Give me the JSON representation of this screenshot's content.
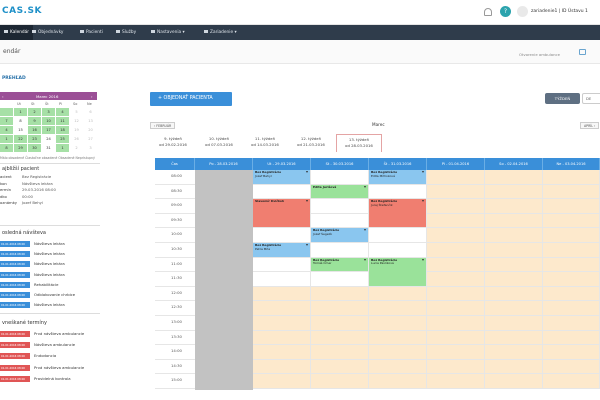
{
  "header": {
    "logo": "CAS.SK",
    "username": "zariadenie1 | ID Ústavu 1",
    "help": "?"
  },
  "nav": {
    "items": [
      {
        "label": "Kalendár",
        "icon": "calendar-icon",
        "active": true
      },
      {
        "label": "Objednávky",
        "icon": "car-icon",
        "active": false
      },
      {
        "label": "Pacienti",
        "icon": "users-icon",
        "active": false
      },
      {
        "label": "Služby",
        "icon": "tools-icon",
        "active": false
      },
      {
        "label": "Nastavenia ▾",
        "icon": "gear-icon",
        "active": false
      },
      {
        "label": "Zariadenie ▾",
        "icon": "gear-icon",
        "active": false
      }
    ]
  },
  "subbar": {
    "title": "endár",
    "right_text": "Otvorenie ambulance"
  },
  "sidebar": {
    "overview_title": "PREHĽAD",
    "mini_calendar": {
      "prev": "‹",
      "next": "›",
      "month": "Marec 2016",
      "weekdays": [
        "",
        "Ut",
        "St",
        "Št",
        "Pi",
        "So",
        "Ne"
      ],
      "rows": [
        [
          {
            "d": "",
            "c": "g"
          },
          {
            "d": "1",
            "c": "g"
          },
          {
            "d": "2",
            "c": "g"
          },
          {
            "d": "3",
            "c": "g"
          },
          {
            "d": "4",
            "c": "g"
          },
          {
            "d": "5",
            "c": "w"
          },
          {
            "d": "6",
            "c": "w"
          }
        ],
        [
          {
            "d": "7",
            "c": "g"
          },
          {
            "d": "8",
            "c": ""
          },
          {
            "d": "9",
            "c": "g"
          },
          {
            "d": "10",
            "c": "g"
          },
          {
            "d": "11",
            "c": "g"
          },
          {
            "d": "12",
            "c": "w"
          },
          {
            "d": "13",
            "c": "w"
          }
        ],
        [
          {
            "d": "4",
            "c": "g"
          },
          {
            "d": "15",
            "c": ""
          },
          {
            "d": "16",
            "c": "g"
          },
          {
            "d": "17",
            "c": "g"
          },
          {
            "d": "18",
            "c": "g"
          },
          {
            "d": "19",
            "c": "w"
          },
          {
            "d": "20",
            "c": "w"
          }
        ],
        [
          {
            "d": "1",
            "c": "g"
          },
          {
            "d": "22",
            "c": "g"
          },
          {
            "d": "23",
            "c": "g"
          },
          {
            "d": "24",
            "c": ""
          },
          {
            "d": "25",
            "c": "g"
          },
          {
            "d": "26",
            "c": "w"
          },
          {
            "d": "27",
            "c": "w"
          }
        ],
        [
          {
            "d": "8",
            "c": "g"
          },
          {
            "d": "29",
            "c": "g"
          },
          {
            "d": "30",
            "c": "g"
          },
          {
            "d": "31",
            "c": ""
          },
          {
            "d": "1",
            "c": "g"
          },
          {
            "d": "2",
            "c": "w"
          },
          {
            "d": "3",
            "c": "w"
          }
        ]
      ]
    },
    "legend": "Málo obsadené  Čiastočne obsadené  Obsadené  Neprístupný",
    "patient": {
      "title": "ajbližší pacient",
      "fields": [
        {
          "label": "acient",
          "value": "Bez Registrácie"
        },
        {
          "label": "kon",
          "value": "Návšteva lekára"
        },
        {
          "label": "ermín",
          "value": "29.03.2016 08:00"
        },
        {
          "label": "dko",
          "value": "00:00"
        },
        {
          "label": "oznámky",
          "value": "Jozef Behyl"
        }
      ]
    },
    "last_visits_title": "osledná návšteva",
    "last_visits": [
      {
        "date": "01.01.2016 08:00",
        "name": "Návšteva lekára"
      },
      {
        "date": "01.01.2016 08:00",
        "name": "Návšteva lekára"
      },
      {
        "date": "01.01.2016 08:00",
        "name": "Návšteva lekára"
      },
      {
        "date": "01.01.2016 08:00",
        "name": "Návšteva lekára"
      },
      {
        "date": "01.01.2016 08:00",
        "name": "Rehabilitácie"
      },
      {
        "date": "01.01.2016 08:00",
        "name": "Odblokovanie chrbice"
      },
      {
        "date": "01.01.2016 08:00",
        "name": "Návšteva lekára"
      }
    ],
    "missed_title": "vneškané termíny",
    "missed": [
      {
        "date": "01.01.2016 08:00",
        "name": "Prvá návšteva ambulancie"
      },
      {
        "date": "01.01.2016 08:00",
        "name": "Návšteva ambulancie"
      },
      {
        "date": "01.01.2016 08:00",
        "name": "Endodoncia"
      },
      {
        "date": "01.01.2016 08:00",
        "name": "Prvá návšteva ambulancie"
      },
      {
        "date": "01.01.2016 08:00",
        "name": "Pravidelná kontrola"
      }
    ]
  },
  "main": {
    "order_button": "+ OBJEDNAŤ PACIENTA",
    "week_button": "TÝŽDEŇ",
    "day_button": "DE",
    "prev_month": "‹ FEBRUÁR",
    "next_month": "APRÍL ›",
    "current_month": "Marec",
    "weeks": [
      {
        "line1": "9. týždeň",
        "line2": "od 29.02.2016",
        "selected": false
      },
      {
        "line1": "10. týždeň",
        "line2": "od 07.03.2016",
        "selected": false
      },
      {
        "line1": "11. týždeň",
        "line2": "od 14.03.2016",
        "selected": false
      },
      {
        "line1": "12. týždeň",
        "line2": "od 21.03.2016",
        "selected": false
      },
      {
        "line1": "13. týždeň",
        "line2": "od 28.03.2016",
        "selected": true
      }
    ],
    "columns": [
      "Čas",
      "Po - 28.03.2016",
      "Ut - 29.03.2016",
      "St - 30.03.2016",
      "Št - 31.03.2016",
      "Pi - 01.04.2016",
      "So - 02.04.2016",
      "Ne - 03.04.2016"
    ],
    "times": [
      "08:00",
      "08:30",
      "09:00",
      "09:30",
      "10:00",
      "10:30",
      "11:00",
      "11:30",
      "12:00",
      "12:30",
      "13:00",
      "13:30",
      "14:00",
      "14:30",
      "15:00"
    ],
    "appointments": [
      {
        "day": 1,
        "slot": 0,
        "len": 1,
        "color": "b",
        "title": "Bez Registrácie",
        "sub": "Jozef Behyl"
      },
      {
        "day": 2,
        "slot": 1,
        "len": 1,
        "color": "g",
        "title": "Edita Jurišová",
        "sub": ""
      },
      {
        "day": 3,
        "slot": 0,
        "len": 1,
        "color": "b",
        "title": "Bez Registrácie",
        "sub": "Edita Mňhoková"
      },
      {
        "day": 1,
        "slot": 2,
        "len": 2,
        "color": "r",
        "title": "Slavomír Kvičkoh",
        "sub": ""
      },
      {
        "day": 3,
        "slot": 2,
        "len": 2,
        "color": "r",
        "title": "Bez Registrácie",
        "sub": "Juraj Štefančik"
      },
      {
        "day": 2,
        "slot": 4,
        "len": 1,
        "color": "b",
        "title": "Bez Registrácie",
        "sub": "Jozef Šegelík"
      },
      {
        "day": 1,
        "slot": 5,
        "len": 1,
        "color": "b",
        "title": "Bez Registrácie",
        "sub": "Petra Mňa"
      },
      {
        "day": 2,
        "slot": 6,
        "len": 1,
        "color": "g",
        "title": "Bez Registrácie",
        "sub": "Tomáš Čmer"
      },
      {
        "day": 3,
        "slot": 6,
        "len": 2,
        "color": "g",
        "title": "Bez Registrácie",
        "sub": "Lucia Pavlíková"
      }
    ]
  }
}
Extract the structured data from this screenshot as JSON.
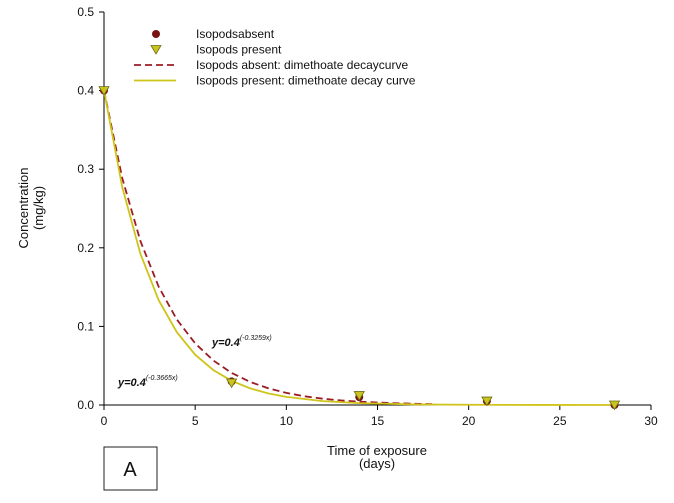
{
  "chart_data": {
    "type": "scatter",
    "xlabel": [
      "Time of exposure",
      "(days)"
    ],
    "ylabel": [
      "Concentration",
      "(mg/kg)"
    ],
    "panel_label": "A",
    "xlim": [
      0,
      30
    ],
    "xticks": [
      0,
      5,
      10,
      15,
      20,
      25,
      30
    ],
    "ylim": [
      0,
      0.5
    ],
    "yticks": [
      {
        "value": 0,
        "label": "0.0"
      },
      0.1,
      0.2,
      0.3,
      0.4,
      0.5
    ],
    "legend": "upper left",
    "series": [
      {
        "name": "Isopodsabsent",
        "type": "scatter",
        "marker": "circle",
        "color": "#7a1414",
        "x": [
          0,
          7,
          14,
          21,
          28
        ],
        "values": [
          0.4,
          0.03,
          0.01,
          0.005,
          0
        ]
      },
      {
        "name": "Isopods present",
        "type": "scatter",
        "marker": "triangle",
        "color": "#c9c41e",
        "x": [
          0,
          7,
          14,
          21,
          28
        ],
        "values": [
          0.4,
          0.028,
          0.012,
          0.005,
          0
        ]
      },
      {
        "name": "Isopods absent: dimethoate decaycurve",
        "type": "line",
        "dashed": true,
        "color": "#9b1c24",
        "x": [
          0,
          1,
          2,
          3,
          4,
          5,
          6,
          7,
          8,
          9,
          10,
          11,
          12,
          13,
          14,
          16,
          18
        ],
        "values": [
          0.4,
          0.2887,
          0.2084,
          0.1504,
          0.1086,
          0.0784,
          0.0566,
          0.0408,
          0.0295,
          0.0213,
          0.0154,
          0.0111,
          0.008,
          0.0058,
          0.0042,
          0.0022,
          0.0011
        ]
      },
      {
        "name": "Isopods present: dimethoate decay curve",
        "type": "line",
        "dashed": false,
        "color": "#cfc41a",
        "x": [
          0,
          1,
          2,
          3,
          4,
          5,
          6,
          7,
          8,
          9,
          10,
          12,
          14,
          17,
          20,
          24,
          28
        ],
        "values": [
          0.4,
          0.2773,
          0.1922,
          0.1333,
          0.0924,
          0.064,
          0.0444,
          0.0308,
          0.0213,
          0.0148,
          0.0103,
          0.0049,
          0.0024,
          0.0007,
          0.0003,
          0.0001,
          0
        ]
      }
    ],
    "annotations": [
      {
        "text": "y=0.4",
        "exponent": "(-0.3259x)"
      },
      {
        "text": "y=0.4",
        "exponent": "(-0.3665x)"
      }
    ]
  }
}
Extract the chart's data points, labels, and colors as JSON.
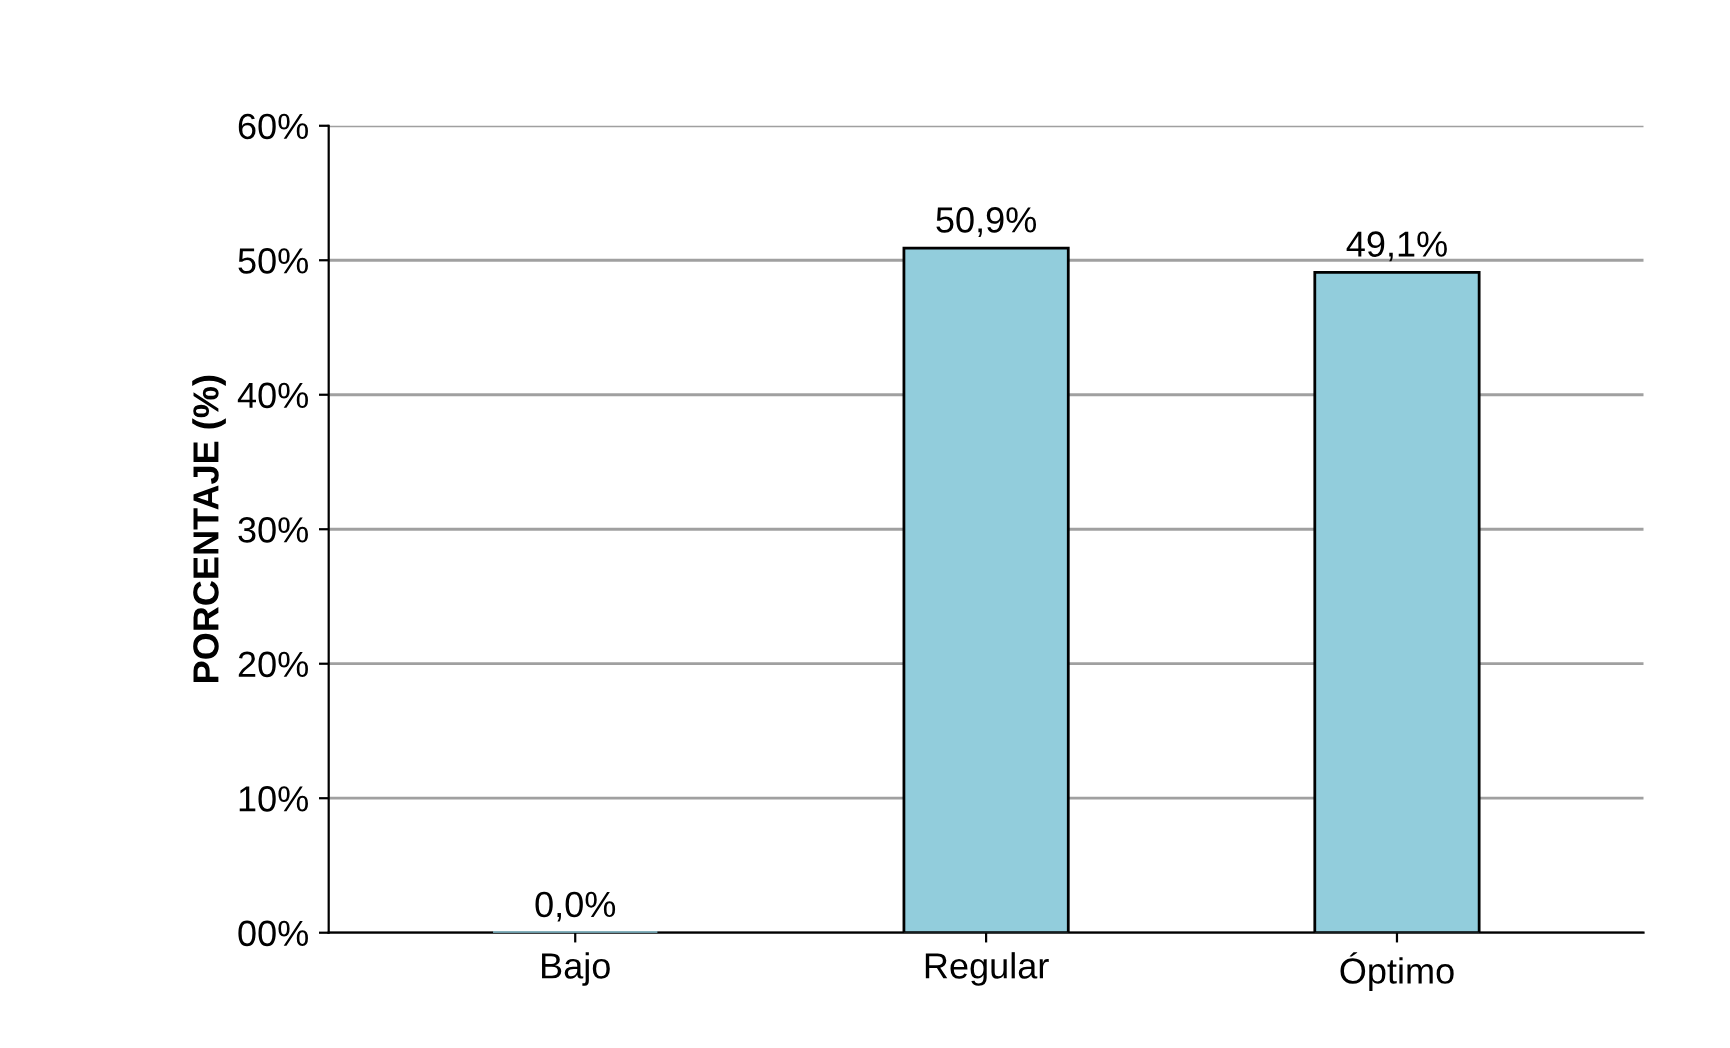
{
  "chart_data": {
    "type": "bar",
    "ylabel": "PORCENTAJE (%)",
    "categories": [
      "Bajo",
      "Regular",
      "Óptimo"
    ],
    "values": [
      0,
      50.9,
      49.1
    ],
    "value_labels": [
      "0,0%",
      "50,9%",
      "49,1%"
    ],
    "color": "#92cddc",
    "ylim": [
      0,
      60
    ],
    "yticks": [
      {
        "value": 0,
        "label": "00%"
      },
      {
        "value": 10,
        "label": "10%"
      },
      {
        "value": 20,
        "label": "20%"
      },
      {
        "value": 30,
        "label": "30%"
      },
      {
        "value": 40,
        "label": "40%"
      },
      {
        "value": 50,
        "label": "50%"
      },
      {
        "value": 60,
        "label": "60%"
      }
    ],
    "grid": "y",
    "legend": false
  }
}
════════════════════
## YOUR GOAL
From the material above, gather all lines that include the string "Jozef" and copy them.

## ANSWER TO THIS EXERCISE
          "value": "Jozef Behyl"
        "sub": "Jozef Behyl"
        "sub": "Jozef Šegelík"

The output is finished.